[Start of Attachment]

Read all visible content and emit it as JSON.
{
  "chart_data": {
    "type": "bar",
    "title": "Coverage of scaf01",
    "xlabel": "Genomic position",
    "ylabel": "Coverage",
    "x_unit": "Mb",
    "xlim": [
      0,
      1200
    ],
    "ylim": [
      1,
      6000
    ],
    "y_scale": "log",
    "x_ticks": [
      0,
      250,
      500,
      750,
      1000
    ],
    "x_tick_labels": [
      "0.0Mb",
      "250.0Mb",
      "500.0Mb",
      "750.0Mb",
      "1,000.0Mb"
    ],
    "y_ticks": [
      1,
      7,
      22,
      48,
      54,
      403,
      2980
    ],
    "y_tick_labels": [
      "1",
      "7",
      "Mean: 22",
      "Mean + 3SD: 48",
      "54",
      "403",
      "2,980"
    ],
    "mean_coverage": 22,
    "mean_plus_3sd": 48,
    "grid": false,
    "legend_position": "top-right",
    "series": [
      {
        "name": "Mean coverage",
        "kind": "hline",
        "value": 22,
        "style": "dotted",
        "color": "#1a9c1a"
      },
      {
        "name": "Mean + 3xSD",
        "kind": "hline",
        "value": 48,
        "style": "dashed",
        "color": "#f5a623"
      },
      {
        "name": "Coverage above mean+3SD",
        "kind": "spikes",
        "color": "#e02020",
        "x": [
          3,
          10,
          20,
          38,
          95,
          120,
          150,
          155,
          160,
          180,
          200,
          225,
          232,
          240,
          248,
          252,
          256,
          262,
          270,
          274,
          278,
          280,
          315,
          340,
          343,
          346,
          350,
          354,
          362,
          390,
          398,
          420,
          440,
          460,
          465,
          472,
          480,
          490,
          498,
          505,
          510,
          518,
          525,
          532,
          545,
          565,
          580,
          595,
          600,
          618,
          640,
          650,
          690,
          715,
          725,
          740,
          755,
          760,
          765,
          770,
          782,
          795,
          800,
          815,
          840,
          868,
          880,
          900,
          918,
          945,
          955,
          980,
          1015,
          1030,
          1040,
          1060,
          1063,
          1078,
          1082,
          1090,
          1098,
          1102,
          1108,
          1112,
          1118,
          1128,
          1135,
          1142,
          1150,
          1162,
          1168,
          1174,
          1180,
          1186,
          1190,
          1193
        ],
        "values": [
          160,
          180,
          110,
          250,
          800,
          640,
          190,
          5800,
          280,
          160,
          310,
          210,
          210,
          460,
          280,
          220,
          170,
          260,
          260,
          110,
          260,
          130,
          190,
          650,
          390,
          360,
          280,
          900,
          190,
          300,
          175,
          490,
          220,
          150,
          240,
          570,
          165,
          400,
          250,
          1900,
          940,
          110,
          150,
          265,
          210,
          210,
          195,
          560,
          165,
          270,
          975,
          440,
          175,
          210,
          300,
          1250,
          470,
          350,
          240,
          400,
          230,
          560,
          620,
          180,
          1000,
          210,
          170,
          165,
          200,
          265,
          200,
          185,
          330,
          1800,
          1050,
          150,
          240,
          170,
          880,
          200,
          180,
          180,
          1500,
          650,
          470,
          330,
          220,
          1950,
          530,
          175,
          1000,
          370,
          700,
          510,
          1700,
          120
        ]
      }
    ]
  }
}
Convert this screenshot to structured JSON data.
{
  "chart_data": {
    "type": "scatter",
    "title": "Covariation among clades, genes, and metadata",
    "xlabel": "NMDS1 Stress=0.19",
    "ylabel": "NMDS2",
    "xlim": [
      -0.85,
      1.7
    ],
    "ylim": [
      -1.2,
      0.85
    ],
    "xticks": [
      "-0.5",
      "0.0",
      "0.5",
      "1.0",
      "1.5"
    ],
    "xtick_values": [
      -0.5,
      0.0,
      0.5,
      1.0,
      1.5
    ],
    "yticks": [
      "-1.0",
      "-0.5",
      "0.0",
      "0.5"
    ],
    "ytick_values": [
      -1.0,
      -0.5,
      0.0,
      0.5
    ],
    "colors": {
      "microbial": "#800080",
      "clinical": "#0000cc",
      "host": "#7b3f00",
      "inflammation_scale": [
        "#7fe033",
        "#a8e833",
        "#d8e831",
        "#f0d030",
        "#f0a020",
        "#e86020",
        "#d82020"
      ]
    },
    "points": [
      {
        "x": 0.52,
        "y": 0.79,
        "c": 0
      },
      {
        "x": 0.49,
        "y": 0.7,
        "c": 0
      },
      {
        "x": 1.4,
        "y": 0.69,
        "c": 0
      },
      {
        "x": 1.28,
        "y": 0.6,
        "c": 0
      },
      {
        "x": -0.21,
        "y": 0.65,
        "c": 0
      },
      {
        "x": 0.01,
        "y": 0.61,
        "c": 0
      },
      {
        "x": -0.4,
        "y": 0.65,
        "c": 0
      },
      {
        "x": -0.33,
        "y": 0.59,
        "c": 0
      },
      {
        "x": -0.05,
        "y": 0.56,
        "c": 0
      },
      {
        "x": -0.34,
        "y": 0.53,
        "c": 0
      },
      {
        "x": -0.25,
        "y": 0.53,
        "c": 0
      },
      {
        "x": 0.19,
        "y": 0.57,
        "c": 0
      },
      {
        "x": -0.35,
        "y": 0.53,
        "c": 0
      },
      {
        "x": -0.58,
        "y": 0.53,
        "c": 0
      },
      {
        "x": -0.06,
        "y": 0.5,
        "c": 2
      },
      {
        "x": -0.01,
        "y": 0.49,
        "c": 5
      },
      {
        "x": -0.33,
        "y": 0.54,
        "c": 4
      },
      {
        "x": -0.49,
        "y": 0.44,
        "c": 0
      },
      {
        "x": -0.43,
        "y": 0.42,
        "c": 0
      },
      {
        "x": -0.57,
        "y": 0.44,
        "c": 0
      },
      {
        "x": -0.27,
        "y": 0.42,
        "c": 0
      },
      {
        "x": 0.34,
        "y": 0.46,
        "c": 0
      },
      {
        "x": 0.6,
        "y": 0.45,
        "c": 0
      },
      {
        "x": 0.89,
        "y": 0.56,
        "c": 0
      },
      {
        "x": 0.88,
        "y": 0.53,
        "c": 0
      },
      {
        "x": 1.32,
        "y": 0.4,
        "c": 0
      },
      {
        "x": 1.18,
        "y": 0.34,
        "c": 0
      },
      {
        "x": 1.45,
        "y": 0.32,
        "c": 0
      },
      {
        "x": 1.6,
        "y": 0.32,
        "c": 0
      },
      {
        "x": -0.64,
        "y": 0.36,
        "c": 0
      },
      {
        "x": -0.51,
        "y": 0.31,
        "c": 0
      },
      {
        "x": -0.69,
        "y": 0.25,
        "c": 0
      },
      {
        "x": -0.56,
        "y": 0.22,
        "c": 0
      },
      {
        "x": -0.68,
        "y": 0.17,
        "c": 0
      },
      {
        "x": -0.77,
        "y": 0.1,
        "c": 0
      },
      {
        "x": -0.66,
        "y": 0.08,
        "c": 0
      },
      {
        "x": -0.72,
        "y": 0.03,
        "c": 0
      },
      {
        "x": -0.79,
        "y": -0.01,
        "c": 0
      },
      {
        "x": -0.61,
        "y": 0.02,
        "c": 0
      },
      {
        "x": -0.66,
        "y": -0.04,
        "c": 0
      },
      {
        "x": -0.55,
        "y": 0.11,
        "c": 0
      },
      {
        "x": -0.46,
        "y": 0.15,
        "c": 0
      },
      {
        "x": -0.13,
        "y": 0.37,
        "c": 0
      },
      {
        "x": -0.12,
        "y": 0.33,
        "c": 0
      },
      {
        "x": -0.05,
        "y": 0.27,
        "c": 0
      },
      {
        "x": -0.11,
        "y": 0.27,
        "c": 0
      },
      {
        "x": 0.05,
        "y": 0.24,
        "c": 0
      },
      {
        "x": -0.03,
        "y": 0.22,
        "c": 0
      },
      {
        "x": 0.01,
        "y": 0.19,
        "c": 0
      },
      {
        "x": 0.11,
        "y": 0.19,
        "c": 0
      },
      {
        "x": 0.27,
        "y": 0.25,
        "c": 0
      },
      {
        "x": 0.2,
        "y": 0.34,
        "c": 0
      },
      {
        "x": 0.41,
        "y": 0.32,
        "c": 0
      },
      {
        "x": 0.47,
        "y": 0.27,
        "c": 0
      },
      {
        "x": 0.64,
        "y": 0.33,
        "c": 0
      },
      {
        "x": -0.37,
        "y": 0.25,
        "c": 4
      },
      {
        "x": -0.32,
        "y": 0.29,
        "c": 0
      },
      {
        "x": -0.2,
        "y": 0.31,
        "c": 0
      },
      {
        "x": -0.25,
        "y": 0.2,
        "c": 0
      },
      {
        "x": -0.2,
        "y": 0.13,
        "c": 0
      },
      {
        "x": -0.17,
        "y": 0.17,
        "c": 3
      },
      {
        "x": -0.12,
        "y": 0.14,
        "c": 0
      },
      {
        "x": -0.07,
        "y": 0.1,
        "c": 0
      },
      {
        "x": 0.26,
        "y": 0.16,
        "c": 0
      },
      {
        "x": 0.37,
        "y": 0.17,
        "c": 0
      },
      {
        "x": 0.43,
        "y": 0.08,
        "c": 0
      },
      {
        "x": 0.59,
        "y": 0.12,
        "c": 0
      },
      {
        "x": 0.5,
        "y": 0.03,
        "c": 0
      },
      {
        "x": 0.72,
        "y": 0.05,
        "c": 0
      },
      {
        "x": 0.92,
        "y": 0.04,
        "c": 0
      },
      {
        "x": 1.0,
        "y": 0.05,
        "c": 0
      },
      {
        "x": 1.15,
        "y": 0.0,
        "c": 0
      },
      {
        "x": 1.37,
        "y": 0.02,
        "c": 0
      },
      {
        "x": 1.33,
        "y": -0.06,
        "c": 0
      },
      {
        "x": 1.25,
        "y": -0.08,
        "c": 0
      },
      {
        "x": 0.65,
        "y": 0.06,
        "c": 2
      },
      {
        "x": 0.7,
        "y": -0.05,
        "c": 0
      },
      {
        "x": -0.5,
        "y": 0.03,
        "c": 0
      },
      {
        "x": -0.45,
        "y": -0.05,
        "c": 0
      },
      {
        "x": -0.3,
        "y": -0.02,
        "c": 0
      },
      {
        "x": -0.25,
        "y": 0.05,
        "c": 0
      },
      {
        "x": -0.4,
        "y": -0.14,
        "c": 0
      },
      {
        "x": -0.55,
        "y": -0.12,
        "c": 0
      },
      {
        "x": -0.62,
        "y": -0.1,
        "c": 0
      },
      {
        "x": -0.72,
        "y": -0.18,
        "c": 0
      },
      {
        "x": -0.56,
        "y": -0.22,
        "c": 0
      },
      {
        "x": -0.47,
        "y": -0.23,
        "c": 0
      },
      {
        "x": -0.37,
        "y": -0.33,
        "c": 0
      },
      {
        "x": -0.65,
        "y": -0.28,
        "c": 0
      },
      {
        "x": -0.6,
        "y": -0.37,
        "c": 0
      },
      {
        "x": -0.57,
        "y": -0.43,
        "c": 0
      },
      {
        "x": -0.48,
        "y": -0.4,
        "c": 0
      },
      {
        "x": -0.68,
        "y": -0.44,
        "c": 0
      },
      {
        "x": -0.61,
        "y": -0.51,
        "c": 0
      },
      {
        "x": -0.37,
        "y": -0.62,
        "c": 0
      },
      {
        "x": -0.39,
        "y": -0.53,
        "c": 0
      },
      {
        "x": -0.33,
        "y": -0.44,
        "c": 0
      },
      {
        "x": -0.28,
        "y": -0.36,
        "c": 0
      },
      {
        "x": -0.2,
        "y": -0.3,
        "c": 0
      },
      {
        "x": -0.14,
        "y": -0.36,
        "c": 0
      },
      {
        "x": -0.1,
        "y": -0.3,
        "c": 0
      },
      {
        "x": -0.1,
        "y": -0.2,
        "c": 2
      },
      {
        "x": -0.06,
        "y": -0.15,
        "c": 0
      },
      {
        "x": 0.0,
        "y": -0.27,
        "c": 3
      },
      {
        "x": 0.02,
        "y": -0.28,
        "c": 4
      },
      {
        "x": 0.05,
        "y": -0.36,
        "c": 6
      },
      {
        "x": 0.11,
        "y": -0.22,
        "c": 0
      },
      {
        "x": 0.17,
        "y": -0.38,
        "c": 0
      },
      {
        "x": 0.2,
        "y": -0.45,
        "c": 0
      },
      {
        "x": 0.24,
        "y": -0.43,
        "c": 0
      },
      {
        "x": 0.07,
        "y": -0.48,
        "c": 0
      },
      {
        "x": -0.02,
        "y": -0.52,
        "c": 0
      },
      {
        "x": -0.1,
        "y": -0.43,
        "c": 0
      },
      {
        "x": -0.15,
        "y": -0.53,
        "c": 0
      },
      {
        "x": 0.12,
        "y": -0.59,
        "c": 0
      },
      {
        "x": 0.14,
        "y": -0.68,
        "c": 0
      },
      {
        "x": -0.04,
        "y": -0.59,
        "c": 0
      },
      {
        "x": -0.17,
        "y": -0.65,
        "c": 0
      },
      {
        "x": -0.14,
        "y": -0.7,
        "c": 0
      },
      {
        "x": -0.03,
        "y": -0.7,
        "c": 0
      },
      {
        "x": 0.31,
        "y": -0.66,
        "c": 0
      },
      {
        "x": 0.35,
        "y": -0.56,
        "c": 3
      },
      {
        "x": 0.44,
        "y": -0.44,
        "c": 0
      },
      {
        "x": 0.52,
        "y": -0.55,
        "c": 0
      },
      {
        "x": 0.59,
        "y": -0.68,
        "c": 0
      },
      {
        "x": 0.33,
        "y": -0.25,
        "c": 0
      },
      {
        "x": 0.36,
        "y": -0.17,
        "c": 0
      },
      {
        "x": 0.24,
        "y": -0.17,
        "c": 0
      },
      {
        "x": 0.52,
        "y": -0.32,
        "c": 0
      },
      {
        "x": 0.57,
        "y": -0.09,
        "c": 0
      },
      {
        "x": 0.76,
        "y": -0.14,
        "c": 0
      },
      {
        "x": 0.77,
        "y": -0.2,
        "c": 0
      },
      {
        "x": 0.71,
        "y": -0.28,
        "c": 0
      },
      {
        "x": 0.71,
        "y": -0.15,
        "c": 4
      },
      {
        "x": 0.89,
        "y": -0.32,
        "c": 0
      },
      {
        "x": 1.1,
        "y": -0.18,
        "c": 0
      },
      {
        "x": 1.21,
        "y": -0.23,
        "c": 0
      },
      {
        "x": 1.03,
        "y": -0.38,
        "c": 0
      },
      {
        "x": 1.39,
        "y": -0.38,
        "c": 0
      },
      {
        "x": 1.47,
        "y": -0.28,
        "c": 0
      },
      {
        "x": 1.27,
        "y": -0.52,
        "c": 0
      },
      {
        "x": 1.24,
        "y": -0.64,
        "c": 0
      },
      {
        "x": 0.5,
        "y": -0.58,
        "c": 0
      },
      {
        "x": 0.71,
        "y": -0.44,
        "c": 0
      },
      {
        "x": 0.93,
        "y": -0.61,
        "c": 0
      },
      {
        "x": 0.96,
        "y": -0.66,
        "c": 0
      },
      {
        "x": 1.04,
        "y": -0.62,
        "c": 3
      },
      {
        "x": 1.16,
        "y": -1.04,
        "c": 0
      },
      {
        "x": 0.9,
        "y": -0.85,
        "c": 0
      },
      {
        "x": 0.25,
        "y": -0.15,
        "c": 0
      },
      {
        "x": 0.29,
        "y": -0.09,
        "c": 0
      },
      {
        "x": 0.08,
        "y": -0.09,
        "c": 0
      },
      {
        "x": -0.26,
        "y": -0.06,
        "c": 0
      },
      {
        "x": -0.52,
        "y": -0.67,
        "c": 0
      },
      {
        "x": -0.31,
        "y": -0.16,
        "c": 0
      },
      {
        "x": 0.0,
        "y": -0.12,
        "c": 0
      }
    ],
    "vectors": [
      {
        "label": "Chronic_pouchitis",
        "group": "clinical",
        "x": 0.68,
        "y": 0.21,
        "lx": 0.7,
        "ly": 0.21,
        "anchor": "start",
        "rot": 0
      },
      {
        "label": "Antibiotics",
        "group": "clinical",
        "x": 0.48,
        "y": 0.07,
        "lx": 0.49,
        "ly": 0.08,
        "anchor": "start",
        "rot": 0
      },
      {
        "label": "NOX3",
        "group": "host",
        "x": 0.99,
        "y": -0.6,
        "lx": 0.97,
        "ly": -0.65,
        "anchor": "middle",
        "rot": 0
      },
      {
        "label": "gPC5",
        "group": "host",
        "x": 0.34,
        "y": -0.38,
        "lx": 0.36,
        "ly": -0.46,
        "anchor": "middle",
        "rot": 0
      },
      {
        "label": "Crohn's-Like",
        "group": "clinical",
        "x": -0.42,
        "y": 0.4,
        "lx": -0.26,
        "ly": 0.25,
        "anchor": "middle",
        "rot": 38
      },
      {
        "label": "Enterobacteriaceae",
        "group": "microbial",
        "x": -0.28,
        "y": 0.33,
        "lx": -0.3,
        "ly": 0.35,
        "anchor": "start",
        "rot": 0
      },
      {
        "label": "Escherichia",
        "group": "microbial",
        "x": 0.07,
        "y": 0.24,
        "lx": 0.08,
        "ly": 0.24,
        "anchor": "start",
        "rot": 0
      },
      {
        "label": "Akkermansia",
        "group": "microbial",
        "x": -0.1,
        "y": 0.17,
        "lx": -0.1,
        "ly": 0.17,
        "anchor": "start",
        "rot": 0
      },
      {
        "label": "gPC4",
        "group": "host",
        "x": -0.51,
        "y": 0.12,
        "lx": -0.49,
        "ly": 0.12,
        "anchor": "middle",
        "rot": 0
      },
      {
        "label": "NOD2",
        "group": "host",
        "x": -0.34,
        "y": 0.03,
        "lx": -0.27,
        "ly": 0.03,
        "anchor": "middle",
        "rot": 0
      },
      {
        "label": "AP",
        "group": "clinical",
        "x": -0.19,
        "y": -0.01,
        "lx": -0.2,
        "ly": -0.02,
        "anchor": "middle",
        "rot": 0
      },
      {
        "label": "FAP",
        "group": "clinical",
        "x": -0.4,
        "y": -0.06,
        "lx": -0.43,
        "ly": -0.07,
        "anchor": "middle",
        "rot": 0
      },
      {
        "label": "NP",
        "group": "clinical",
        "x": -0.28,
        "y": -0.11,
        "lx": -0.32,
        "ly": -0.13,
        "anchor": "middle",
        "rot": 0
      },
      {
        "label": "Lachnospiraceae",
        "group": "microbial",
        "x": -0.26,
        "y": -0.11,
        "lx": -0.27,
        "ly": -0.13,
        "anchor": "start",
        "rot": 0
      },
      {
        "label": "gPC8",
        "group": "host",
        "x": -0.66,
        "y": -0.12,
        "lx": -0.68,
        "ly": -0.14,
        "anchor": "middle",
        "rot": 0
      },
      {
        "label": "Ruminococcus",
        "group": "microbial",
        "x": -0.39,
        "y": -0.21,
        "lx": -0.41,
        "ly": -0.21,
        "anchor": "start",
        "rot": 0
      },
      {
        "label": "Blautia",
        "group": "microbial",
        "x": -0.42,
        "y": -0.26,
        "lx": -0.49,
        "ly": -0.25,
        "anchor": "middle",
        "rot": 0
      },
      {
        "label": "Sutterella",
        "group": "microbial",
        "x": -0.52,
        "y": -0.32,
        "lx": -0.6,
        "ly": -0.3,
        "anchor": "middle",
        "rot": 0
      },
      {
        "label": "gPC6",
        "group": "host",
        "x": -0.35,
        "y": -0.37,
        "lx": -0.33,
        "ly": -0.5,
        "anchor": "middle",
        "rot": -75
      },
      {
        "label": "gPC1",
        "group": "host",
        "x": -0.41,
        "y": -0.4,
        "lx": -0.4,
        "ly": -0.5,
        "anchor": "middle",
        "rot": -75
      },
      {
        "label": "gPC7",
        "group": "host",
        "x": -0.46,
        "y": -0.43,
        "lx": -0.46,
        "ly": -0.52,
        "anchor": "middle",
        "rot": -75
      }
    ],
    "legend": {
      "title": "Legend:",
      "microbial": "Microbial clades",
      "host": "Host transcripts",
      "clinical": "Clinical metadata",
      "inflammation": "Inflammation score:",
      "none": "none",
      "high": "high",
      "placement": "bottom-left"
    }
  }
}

[End of Attachment]

* [The task]:
How many lines above include the word "name"? Answer with the number alone.

* [The completed task]:
3